> [Recorded data]
========================

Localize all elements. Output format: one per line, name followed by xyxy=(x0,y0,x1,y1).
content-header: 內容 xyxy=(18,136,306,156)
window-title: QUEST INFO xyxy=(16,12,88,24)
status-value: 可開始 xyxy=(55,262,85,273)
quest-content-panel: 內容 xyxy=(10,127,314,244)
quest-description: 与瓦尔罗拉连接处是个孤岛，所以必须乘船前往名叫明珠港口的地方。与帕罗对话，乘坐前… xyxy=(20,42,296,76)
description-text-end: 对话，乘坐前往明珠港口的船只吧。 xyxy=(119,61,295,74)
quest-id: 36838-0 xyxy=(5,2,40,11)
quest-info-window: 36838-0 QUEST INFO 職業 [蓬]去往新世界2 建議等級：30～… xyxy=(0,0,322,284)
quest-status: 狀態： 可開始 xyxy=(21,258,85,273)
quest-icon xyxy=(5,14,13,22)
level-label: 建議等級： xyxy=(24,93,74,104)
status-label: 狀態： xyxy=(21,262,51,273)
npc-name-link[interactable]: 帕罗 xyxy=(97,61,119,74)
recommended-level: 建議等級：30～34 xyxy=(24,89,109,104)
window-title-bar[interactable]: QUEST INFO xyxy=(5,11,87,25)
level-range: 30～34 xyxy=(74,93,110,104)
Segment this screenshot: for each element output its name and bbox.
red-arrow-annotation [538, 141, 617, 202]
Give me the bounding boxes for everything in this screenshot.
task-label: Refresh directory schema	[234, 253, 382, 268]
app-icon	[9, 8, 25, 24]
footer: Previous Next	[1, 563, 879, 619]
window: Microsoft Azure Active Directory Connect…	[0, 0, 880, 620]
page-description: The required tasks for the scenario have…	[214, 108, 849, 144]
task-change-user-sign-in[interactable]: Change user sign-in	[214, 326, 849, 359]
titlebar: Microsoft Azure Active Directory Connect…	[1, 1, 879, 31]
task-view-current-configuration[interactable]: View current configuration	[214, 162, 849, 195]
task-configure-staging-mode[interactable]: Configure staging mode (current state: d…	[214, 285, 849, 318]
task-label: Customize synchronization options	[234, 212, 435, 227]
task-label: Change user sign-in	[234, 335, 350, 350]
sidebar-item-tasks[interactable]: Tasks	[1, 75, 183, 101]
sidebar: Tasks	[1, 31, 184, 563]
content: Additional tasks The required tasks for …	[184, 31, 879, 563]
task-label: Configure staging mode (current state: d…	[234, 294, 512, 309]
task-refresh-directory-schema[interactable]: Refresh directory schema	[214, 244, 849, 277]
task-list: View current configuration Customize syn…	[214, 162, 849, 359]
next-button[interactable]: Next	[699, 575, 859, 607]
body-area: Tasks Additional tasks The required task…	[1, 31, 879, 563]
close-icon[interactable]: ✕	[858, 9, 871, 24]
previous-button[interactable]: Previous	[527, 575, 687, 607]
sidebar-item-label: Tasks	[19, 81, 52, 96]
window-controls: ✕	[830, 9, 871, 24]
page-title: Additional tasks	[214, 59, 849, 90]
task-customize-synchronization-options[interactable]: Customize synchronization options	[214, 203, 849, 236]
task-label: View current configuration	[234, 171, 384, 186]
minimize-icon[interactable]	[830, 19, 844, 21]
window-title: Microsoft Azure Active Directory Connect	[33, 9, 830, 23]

========================

> [What you are asked to do] Please copy every row above, character for character, without changing anything.

> [Result of this exercise]
Localize all elements. Output format: one per line, name followed by xyxy=(x0,y0,x1,y1).
content-header: 內容 xyxy=(18,136,306,156)
window-title: QUEST INFO xyxy=(16,12,88,24)
status-value: 可開始 xyxy=(55,262,85,273)
quest-content-panel: 內容 xyxy=(10,127,314,244)
quest-description: 与瓦尔罗拉连接处是个孤岛，所以必须乘船前往名叫明珠港口的地方。与帕罗对话，乘坐前… xyxy=(20,42,296,76)
description-text-end: 对话，乘坐前往明珠港口的船只吧。 xyxy=(119,61,295,74)
quest-id: 36838-0 xyxy=(5,2,40,11)
quest-info-window: 36838-0 QUEST INFO 職業 [蓬]去往新世界2 建議等級：30～… xyxy=(0,0,322,284)
quest-status: 狀態： 可開始 xyxy=(21,258,85,273)
quest-icon xyxy=(5,14,13,22)
level-label: 建議等級： xyxy=(24,93,74,104)
status-label: 狀態： xyxy=(21,262,51,273)
npc-name-link[interactable]: 帕罗 xyxy=(97,61,119,74)
recommended-level: 建議等級：30～34 xyxy=(24,89,109,104)
window-title-bar[interactable]: QUEST INFO xyxy=(5,11,87,25)
level-range: 30～34 xyxy=(74,93,110,104)
Segment this screenshot: for each element output its name and bbox.
red-arrow-annotation [538, 141, 617, 202]
Give me the bounding boxes for everything in this screenshot.
task-label: Refresh directory schema	[234, 253, 382, 268]
app-icon	[9, 8, 25, 24]
footer: Previous Next	[1, 563, 879, 619]
window: Microsoft Azure Active Directory Connect…	[0, 0, 880, 620]
page-description: The required tasks for the scenario have…	[214, 108, 849, 144]
task-change-user-sign-in[interactable]: Change user sign-in	[214, 326, 849, 359]
titlebar: Microsoft Azure Active Directory Connect…	[1, 1, 879, 31]
task-view-current-configuration[interactable]: View current configuration	[214, 162, 849, 195]
task-configure-staging-mode[interactable]: Configure staging mode (current state: d…	[214, 285, 849, 318]
task-label: Customize synchronization options	[234, 212, 435, 227]
task-label: Change user sign-in	[234, 335, 350, 350]
sidebar-item-tasks[interactable]: Tasks	[1, 75, 183, 101]
sidebar: Tasks	[1, 31, 184, 563]
content: Additional tasks The required tasks for …	[184, 31, 879, 563]
task-label: Configure staging mode (current state: d…	[234, 294, 512, 309]
task-refresh-directory-schema[interactable]: Refresh directory schema	[214, 244, 849, 277]
task-list: View current configuration Customize syn…	[214, 162, 849, 359]
next-button[interactable]: Next	[699, 575, 859, 607]
body-area: Tasks Additional tasks The required task…	[1, 31, 879, 563]
close-icon[interactable]: ✕	[858, 9, 871, 24]
previous-button[interactable]: Previous	[527, 575, 687, 607]
sidebar-item-label: Tasks	[19, 81, 52, 96]
window-controls: ✕	[830, 9, 871, 24]
page-title: Additional tasks	[214, 59, 849, 90]
task-customize-synchronization-options[interactable]: Customize synchronization options	[214, 203, 849, 236]
task-label: View current configuration	[234, 171, 384, 186]
minimize-icon[interactable]	[830, 19, 844, 21]
window-title: Microsoft Azure Active Directory Connect	[33, 9, 830, 23]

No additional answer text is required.